WHAT IS ASKED: Copy each line with the word "quitting" in it.

Stored data
====================

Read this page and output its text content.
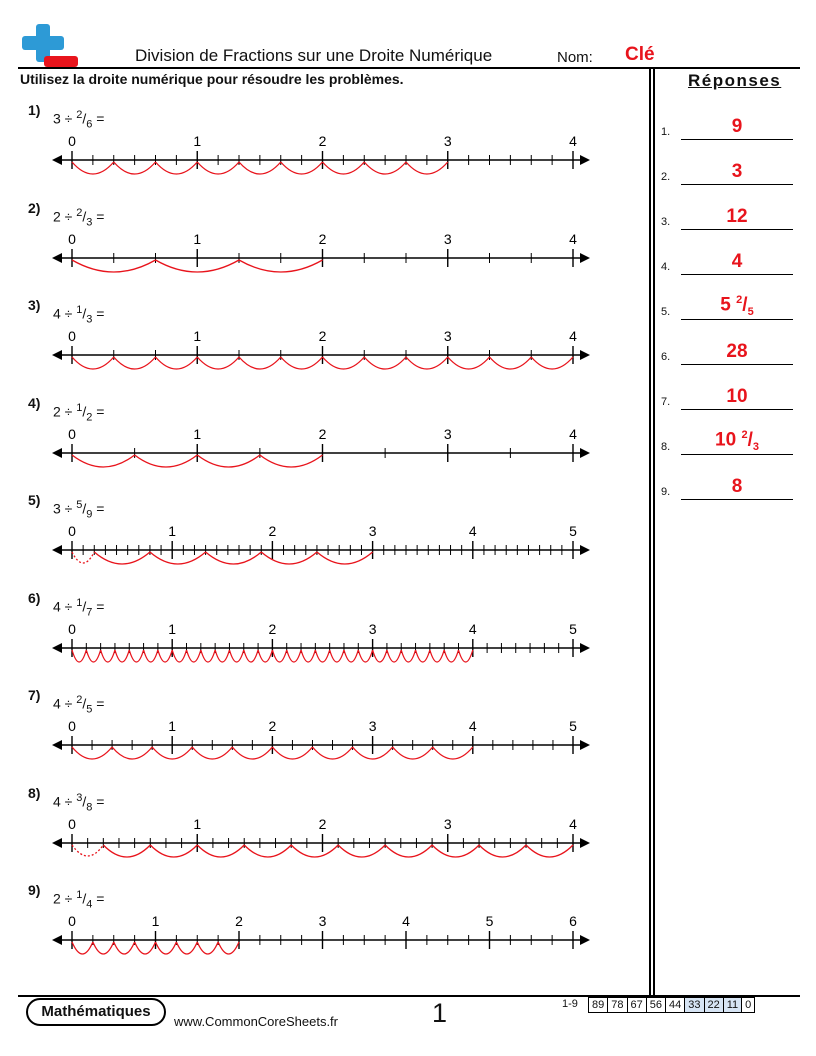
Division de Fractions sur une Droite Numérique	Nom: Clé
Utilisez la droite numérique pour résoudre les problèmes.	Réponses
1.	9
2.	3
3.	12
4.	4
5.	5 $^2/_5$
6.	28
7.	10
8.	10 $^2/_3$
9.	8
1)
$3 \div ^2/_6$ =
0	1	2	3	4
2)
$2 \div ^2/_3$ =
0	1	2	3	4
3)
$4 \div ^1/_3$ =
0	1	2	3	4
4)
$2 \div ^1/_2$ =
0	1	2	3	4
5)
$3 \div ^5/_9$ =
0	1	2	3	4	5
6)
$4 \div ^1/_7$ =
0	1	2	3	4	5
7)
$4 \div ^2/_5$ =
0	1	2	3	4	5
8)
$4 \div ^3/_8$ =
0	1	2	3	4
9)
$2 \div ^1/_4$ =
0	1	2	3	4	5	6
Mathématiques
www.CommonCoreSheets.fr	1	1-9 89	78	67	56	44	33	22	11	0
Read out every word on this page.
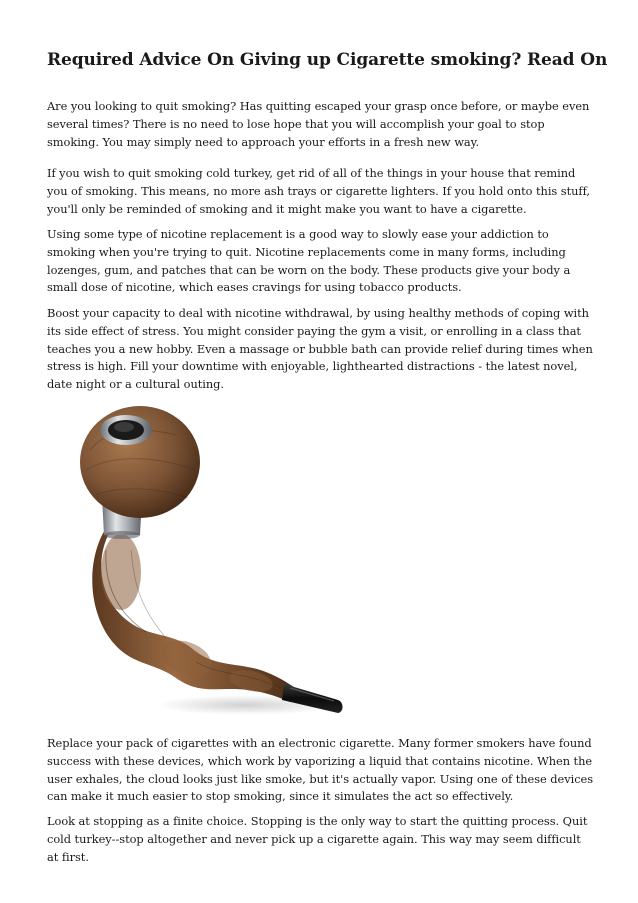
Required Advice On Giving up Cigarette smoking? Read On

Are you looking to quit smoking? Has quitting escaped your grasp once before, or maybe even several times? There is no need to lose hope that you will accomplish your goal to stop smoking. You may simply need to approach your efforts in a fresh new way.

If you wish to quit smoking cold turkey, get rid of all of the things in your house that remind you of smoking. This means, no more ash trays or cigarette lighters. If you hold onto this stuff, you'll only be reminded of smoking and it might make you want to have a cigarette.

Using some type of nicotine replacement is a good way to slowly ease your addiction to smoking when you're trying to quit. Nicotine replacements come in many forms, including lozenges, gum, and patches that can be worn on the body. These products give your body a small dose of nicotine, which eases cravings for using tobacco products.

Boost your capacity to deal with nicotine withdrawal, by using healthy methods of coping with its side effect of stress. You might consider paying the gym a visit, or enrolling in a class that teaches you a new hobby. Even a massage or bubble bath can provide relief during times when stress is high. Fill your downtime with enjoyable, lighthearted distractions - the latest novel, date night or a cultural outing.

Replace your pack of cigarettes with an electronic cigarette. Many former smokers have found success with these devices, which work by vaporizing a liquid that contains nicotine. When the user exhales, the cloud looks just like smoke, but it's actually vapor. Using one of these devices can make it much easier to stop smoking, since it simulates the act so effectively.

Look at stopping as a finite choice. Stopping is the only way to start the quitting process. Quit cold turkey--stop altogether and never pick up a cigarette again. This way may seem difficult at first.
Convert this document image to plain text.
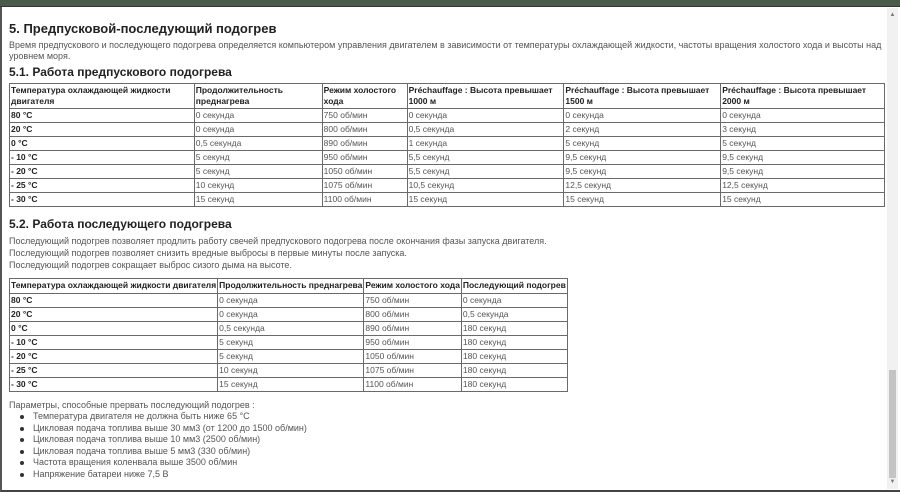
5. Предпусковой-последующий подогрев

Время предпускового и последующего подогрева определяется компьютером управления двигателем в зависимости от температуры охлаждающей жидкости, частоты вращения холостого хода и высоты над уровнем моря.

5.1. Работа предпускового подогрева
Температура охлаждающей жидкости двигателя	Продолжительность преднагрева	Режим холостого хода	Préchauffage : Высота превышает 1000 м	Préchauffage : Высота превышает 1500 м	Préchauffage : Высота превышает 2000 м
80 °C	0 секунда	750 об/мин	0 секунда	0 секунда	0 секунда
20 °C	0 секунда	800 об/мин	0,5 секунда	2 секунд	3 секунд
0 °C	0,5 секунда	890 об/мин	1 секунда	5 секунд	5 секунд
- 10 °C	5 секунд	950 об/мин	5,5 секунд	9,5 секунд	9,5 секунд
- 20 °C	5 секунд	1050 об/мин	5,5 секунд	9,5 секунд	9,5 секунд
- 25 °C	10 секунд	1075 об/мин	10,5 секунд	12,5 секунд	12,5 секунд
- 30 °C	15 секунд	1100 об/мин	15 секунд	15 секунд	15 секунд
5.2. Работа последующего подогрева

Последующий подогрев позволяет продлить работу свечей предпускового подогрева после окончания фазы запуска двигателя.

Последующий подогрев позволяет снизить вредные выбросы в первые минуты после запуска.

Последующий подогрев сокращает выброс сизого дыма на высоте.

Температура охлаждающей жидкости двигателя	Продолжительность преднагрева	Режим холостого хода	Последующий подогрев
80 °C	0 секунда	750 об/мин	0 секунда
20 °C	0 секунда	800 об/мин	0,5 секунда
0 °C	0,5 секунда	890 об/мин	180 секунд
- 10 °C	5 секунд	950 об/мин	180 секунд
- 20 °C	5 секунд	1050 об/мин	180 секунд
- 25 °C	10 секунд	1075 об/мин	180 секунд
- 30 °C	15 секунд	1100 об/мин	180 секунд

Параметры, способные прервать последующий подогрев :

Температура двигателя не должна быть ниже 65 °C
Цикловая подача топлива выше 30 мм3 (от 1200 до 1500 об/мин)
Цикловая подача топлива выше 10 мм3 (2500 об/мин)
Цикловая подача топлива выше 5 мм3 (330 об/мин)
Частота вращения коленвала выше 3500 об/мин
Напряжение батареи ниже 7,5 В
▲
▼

====================

REPLY TO THE EXERCISE:
Are you looking to quit smoking? Has quitting escaped your grasp once before, or maybe even several times? There is no need to lose hope that you will accomplish your goal to stop smoking. You may simply need to approach your efforts in a fresh new way.
Look at stopping as a finite choice. Stopping is the only way to start the quitting process. Quit cold turkey--stop altogether and never pick up a cigarette again. This way may seem difficult at first.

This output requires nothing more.